# Provided data start
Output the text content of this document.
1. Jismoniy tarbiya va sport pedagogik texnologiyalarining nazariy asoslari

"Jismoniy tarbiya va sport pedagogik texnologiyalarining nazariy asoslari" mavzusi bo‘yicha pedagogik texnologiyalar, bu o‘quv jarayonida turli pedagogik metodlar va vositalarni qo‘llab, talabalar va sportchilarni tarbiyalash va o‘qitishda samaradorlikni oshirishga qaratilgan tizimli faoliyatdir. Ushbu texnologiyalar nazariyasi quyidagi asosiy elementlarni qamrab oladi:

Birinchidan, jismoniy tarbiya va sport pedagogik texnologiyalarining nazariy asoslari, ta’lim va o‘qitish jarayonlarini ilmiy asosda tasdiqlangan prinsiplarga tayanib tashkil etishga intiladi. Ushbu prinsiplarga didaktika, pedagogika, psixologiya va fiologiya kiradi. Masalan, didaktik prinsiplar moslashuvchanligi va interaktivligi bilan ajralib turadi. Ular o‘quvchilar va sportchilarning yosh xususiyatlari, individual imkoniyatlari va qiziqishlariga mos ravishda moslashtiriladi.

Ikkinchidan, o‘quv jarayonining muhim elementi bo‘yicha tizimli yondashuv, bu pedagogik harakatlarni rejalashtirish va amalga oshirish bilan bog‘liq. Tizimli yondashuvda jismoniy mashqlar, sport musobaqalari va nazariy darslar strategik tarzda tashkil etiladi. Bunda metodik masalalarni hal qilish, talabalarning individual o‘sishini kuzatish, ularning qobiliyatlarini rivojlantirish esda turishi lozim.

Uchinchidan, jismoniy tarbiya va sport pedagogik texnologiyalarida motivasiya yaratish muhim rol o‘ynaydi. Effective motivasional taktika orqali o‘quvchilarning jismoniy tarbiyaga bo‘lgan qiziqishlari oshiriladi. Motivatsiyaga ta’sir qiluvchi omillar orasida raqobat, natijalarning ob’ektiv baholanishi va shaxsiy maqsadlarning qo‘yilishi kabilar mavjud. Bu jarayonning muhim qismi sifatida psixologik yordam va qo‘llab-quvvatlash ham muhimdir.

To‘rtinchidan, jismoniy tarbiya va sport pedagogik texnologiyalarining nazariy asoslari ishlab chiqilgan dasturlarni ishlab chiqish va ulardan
# Provided data end
# Provided data start
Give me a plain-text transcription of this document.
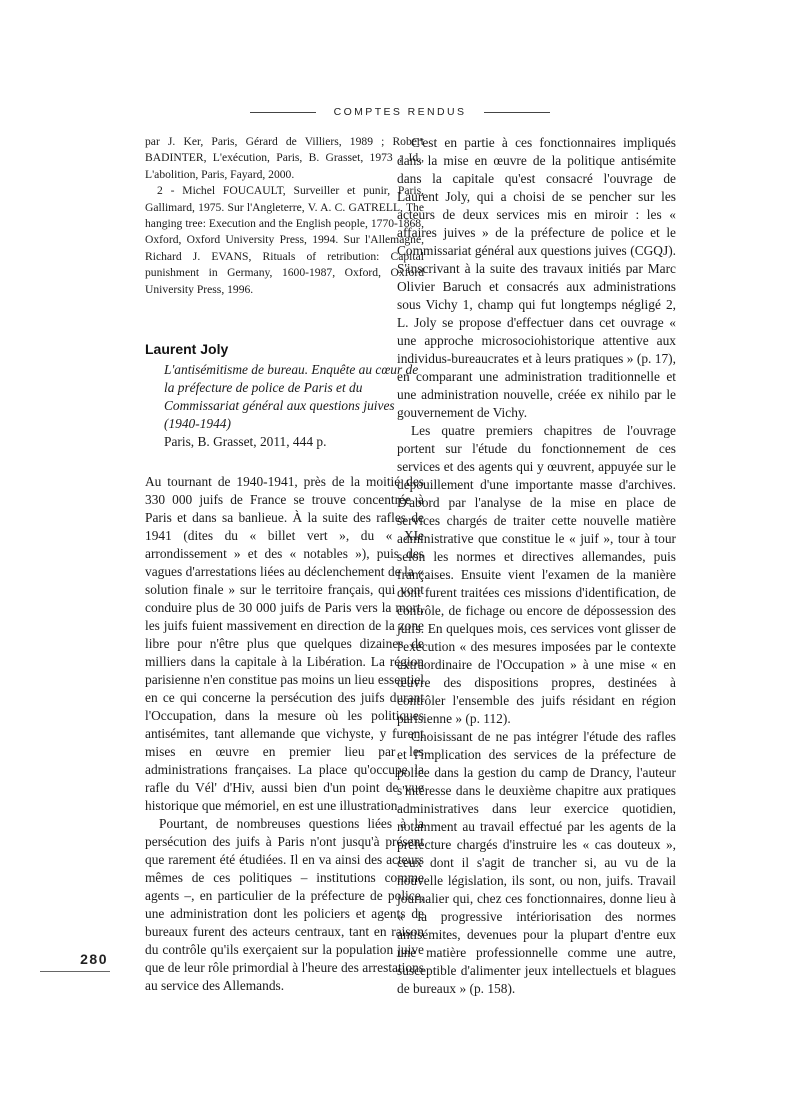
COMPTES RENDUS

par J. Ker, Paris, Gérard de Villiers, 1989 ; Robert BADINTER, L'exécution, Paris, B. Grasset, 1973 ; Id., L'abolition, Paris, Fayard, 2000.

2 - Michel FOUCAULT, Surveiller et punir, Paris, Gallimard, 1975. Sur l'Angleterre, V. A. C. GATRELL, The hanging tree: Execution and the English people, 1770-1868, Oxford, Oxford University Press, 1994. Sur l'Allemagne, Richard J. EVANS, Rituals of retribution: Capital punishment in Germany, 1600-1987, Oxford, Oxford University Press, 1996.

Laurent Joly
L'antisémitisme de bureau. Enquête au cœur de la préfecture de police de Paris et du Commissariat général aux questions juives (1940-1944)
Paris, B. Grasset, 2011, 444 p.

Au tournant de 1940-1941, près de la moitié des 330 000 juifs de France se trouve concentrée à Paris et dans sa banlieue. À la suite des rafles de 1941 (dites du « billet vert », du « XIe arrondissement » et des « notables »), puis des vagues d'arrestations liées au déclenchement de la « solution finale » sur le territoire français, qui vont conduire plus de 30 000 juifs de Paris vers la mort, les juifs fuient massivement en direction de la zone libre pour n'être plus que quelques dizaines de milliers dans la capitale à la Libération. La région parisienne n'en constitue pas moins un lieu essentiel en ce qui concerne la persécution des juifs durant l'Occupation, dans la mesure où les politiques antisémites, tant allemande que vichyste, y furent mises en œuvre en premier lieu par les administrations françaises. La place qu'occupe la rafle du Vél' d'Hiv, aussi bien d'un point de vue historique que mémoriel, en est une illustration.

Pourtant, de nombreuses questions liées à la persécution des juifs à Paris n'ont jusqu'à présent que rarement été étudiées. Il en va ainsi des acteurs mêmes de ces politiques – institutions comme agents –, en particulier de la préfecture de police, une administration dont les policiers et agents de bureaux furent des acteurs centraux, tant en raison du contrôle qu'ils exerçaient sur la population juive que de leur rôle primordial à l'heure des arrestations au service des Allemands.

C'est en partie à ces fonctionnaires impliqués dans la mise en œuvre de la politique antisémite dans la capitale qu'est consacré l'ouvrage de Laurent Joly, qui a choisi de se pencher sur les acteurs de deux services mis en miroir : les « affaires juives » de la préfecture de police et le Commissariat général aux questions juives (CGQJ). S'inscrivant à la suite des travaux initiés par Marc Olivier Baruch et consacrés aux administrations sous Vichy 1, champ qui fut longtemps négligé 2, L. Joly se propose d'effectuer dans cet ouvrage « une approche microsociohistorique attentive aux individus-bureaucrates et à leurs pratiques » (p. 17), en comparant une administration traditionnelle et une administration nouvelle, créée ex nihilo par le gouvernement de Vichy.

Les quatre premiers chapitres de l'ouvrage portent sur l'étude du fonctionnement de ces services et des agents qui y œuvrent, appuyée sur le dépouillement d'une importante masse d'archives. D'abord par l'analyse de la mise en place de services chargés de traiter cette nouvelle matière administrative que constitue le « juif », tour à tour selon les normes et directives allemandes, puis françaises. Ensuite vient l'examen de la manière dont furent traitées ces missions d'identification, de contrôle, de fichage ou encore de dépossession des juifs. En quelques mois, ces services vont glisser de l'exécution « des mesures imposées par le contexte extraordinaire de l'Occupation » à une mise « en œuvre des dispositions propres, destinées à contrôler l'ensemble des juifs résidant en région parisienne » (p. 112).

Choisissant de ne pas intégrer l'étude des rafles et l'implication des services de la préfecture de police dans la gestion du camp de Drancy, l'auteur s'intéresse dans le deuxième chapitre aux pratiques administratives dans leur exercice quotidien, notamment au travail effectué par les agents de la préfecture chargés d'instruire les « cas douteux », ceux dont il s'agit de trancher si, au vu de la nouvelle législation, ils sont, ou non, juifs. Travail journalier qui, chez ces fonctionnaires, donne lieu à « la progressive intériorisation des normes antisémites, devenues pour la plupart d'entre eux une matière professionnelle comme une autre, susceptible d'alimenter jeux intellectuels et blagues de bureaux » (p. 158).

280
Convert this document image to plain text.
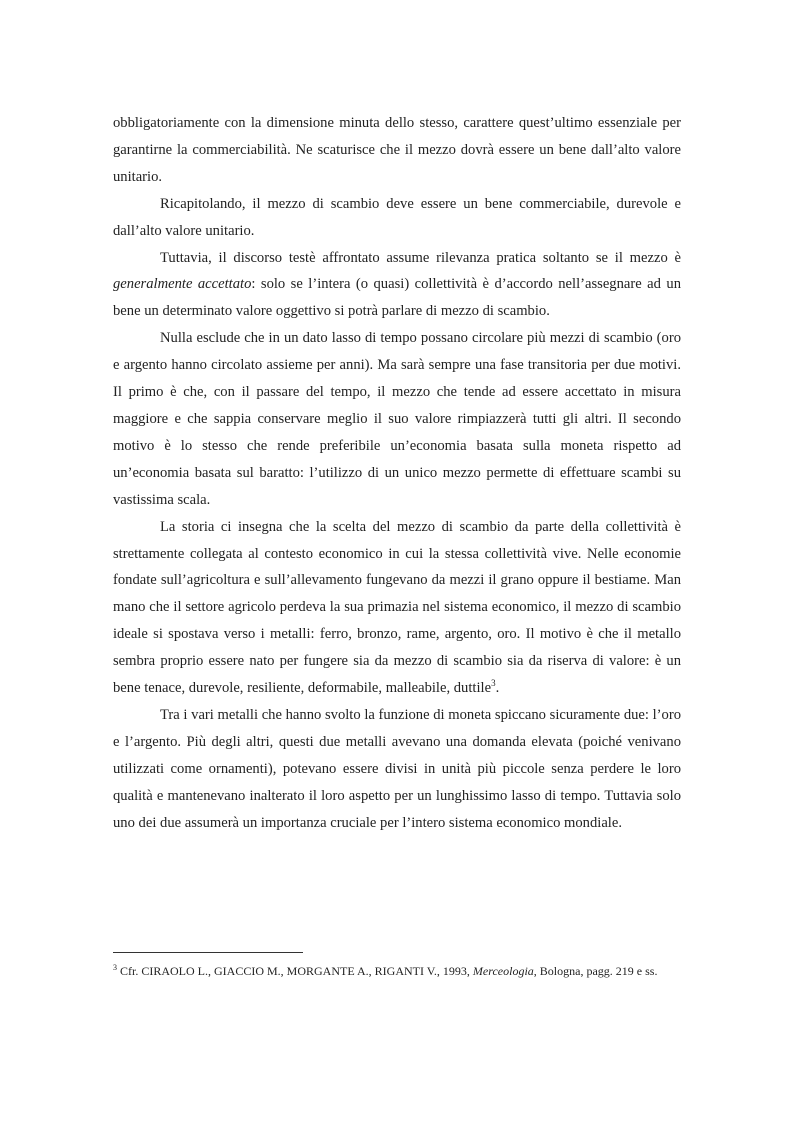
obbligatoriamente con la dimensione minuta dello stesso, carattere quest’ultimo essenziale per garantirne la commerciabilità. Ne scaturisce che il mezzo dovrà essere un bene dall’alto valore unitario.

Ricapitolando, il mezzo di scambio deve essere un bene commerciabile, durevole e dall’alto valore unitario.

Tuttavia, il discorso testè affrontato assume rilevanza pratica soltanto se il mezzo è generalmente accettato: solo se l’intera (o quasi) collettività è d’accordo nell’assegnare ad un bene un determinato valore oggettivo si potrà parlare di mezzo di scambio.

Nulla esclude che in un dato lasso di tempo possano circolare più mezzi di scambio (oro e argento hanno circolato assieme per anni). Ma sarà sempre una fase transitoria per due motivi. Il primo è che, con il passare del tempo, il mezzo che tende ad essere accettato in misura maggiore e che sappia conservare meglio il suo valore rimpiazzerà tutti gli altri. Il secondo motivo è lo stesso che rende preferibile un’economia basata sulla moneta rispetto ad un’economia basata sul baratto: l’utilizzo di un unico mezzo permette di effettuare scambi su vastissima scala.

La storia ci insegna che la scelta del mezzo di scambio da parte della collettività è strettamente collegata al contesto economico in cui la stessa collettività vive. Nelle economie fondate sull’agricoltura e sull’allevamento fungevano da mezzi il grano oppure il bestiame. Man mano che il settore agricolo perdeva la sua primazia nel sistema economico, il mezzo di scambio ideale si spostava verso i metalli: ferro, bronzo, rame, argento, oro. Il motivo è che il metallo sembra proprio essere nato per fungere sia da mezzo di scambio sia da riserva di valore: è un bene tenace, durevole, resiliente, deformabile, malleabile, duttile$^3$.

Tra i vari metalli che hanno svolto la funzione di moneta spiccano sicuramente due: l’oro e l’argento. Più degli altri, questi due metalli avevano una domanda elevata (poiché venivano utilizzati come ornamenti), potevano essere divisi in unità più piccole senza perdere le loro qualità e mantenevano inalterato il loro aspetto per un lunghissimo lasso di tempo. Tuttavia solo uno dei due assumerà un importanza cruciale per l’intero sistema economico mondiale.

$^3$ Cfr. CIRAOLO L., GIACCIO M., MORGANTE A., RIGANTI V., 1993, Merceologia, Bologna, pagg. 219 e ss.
# Provided data end
_Your task_
Identify each line holding the string "tizimli", and copy it out.

_Response to the exercise_
"Jismoniy tarbiya va sport pedagogik texnologiyalarining nazariy asoslari" mavzusi bo‘yicha pedagogik texnologiyalar, bu o‘quv jarayonida turli pedagogik metodlar va vositalarni qo‘llab, talabalar va sportchilarni tarbiyalash va o‘qitishda samaradorlikni oshirishga qaratilgan tizimli faoliyatdir. Ushbu texnologiyalar nazariyasi quyidagi asosiy elementlarni qamrab oladi:
Ikkinchidan, o‘quv jarayonining muhim elementi bo‘yicha tizimli yondashuv, bu pedagogik harakatlarni rejalashtirish va amalga oshirish bilan bog‘liq. Tizimli yondashuvda jismoniy mashqlar, sport musobaqalari va nazariy darslar strategik tarzda tashkil etiladi. Bunda metodik masalalarni hal qilish, talabalarning individual o‘sishini kuzatish, ularning qobiliyatlarini rivojlantirish esda turishi lozim.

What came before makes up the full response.